**INPUT FOR THIS TASK**
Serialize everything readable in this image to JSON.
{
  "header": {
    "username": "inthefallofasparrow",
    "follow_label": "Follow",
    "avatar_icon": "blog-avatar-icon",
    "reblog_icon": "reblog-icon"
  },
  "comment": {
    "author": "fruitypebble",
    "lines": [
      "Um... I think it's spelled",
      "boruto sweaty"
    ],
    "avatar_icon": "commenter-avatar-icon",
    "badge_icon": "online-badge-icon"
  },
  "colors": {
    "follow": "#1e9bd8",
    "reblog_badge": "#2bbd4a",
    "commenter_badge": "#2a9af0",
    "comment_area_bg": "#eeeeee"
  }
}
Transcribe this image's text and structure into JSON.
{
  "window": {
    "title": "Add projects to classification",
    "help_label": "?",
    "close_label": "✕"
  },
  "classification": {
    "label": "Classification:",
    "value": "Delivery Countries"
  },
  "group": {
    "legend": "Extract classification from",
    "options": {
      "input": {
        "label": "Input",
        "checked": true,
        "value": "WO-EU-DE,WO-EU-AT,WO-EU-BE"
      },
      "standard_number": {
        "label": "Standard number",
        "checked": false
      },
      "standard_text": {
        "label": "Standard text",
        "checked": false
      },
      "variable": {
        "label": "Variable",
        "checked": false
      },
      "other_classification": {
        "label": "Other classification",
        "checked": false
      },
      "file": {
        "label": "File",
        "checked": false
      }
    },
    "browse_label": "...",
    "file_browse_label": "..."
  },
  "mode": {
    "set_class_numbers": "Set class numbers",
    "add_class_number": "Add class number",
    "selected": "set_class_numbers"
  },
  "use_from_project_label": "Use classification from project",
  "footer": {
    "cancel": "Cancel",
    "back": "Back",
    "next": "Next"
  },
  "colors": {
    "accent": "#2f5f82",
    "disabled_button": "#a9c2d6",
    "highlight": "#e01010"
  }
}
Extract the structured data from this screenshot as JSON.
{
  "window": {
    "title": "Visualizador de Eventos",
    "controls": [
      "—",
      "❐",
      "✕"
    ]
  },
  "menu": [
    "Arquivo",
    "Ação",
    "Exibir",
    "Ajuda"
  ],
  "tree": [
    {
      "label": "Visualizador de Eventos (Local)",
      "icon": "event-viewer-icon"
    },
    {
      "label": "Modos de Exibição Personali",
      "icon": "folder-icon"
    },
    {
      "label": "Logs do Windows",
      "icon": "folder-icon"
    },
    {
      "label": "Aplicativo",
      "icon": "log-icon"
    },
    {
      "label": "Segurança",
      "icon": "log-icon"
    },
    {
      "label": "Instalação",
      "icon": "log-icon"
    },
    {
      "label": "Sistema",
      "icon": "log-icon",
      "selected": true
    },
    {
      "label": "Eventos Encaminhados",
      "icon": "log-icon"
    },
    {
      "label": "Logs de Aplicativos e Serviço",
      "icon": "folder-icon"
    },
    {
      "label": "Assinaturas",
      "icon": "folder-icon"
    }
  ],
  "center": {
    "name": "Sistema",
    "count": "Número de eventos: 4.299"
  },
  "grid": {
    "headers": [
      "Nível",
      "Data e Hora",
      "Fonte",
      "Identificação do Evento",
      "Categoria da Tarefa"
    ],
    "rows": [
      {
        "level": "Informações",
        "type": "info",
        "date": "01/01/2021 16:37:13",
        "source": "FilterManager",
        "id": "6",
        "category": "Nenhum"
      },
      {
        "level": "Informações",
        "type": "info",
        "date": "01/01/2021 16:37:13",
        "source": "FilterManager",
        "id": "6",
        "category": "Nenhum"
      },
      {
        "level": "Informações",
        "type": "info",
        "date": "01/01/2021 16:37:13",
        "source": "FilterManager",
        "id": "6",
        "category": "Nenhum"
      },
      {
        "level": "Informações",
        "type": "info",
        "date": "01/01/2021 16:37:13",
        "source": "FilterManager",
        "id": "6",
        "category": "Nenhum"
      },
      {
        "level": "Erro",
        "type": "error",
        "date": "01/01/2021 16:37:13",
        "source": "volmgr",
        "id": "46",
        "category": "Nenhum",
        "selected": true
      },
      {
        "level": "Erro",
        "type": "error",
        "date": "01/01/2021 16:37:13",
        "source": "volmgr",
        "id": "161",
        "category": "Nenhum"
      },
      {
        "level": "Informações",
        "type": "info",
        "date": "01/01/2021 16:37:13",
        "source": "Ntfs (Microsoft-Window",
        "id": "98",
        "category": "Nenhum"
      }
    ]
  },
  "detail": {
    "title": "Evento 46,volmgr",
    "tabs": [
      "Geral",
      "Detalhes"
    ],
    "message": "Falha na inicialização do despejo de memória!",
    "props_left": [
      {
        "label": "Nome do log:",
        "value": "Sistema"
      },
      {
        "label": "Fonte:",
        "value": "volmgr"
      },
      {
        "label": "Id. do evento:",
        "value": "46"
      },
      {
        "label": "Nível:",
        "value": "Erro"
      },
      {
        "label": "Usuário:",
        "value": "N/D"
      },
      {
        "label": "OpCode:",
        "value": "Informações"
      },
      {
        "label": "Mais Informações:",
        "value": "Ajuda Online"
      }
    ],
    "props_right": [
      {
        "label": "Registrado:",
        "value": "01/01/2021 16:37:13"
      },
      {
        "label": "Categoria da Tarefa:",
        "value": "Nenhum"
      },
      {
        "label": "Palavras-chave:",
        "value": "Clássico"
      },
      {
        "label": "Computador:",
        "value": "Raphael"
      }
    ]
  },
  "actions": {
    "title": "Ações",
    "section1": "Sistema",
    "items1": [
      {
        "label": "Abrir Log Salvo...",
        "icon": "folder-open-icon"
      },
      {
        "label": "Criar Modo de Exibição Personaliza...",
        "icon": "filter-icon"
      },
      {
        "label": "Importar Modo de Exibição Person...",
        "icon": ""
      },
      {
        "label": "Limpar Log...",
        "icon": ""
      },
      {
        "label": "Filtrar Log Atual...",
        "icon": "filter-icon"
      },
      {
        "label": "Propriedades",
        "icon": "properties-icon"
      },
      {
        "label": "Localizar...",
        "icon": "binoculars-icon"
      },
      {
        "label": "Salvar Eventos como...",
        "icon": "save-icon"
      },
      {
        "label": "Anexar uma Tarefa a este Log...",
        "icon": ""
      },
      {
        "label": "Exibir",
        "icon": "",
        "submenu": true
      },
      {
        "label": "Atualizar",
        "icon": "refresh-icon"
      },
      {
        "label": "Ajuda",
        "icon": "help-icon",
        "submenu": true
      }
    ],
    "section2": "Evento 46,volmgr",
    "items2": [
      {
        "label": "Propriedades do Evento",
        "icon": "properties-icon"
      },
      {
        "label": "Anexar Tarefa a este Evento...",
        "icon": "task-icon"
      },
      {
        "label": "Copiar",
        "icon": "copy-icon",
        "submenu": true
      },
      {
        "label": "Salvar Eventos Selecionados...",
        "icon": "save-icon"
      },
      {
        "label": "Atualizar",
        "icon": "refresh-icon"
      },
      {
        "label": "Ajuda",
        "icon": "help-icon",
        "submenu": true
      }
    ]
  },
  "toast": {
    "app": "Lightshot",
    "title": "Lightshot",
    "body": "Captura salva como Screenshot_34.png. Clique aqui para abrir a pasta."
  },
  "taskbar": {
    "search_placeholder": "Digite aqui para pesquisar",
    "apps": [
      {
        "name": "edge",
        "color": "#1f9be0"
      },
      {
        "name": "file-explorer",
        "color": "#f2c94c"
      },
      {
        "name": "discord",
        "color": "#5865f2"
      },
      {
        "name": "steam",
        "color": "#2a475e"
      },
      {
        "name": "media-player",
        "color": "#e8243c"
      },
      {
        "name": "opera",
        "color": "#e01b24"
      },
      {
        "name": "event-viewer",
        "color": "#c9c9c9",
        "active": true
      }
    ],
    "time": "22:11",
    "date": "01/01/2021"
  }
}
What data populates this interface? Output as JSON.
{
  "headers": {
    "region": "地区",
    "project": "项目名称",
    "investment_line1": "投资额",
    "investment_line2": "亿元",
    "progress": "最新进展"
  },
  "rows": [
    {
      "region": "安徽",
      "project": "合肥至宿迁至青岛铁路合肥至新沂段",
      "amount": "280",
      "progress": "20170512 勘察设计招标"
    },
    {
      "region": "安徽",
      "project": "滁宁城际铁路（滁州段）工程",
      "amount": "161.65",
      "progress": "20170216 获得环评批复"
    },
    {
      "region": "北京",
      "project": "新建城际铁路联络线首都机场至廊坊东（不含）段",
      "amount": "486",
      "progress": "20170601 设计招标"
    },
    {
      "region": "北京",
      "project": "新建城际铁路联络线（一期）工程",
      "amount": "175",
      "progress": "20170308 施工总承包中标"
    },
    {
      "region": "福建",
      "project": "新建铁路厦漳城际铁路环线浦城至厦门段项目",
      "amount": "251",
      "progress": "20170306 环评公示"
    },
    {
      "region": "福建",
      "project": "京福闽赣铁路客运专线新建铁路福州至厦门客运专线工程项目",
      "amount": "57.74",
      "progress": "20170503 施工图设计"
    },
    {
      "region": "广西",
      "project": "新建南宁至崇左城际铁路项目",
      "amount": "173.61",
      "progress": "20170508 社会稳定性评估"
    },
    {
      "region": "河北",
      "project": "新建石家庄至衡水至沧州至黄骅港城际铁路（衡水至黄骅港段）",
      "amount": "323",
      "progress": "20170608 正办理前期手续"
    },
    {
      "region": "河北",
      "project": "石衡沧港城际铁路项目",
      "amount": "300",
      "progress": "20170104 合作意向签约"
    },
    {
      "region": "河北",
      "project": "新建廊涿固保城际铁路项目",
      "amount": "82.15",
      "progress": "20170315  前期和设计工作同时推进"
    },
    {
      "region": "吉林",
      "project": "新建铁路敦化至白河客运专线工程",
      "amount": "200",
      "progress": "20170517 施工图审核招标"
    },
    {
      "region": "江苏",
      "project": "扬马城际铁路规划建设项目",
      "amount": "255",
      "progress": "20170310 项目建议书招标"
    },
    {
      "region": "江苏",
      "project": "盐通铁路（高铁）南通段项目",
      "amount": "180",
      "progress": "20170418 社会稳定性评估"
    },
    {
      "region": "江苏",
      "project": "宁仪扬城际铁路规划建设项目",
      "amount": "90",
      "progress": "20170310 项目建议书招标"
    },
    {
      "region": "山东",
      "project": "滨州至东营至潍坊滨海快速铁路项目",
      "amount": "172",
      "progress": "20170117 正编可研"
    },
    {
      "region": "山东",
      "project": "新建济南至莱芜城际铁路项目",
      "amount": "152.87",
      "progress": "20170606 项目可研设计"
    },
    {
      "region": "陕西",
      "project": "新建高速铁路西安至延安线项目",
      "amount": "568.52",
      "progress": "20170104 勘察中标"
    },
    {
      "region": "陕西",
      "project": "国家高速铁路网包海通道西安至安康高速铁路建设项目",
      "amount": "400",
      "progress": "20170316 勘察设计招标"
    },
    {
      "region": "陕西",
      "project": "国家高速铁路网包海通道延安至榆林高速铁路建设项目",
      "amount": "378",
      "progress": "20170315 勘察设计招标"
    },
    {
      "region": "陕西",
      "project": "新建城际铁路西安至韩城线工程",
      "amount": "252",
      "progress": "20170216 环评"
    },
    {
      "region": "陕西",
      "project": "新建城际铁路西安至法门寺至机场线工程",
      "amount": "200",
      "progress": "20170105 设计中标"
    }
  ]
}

**GIVEN TASK**
Search the listing for the word "para" and return each line that holds it.

**REPLY TO THE TASK**
    "body": "Captura salva como Screenshot_34.png. Clique aqui para abrir a pasta."
    "search_placeholder": "Digite aqui para pesquisar",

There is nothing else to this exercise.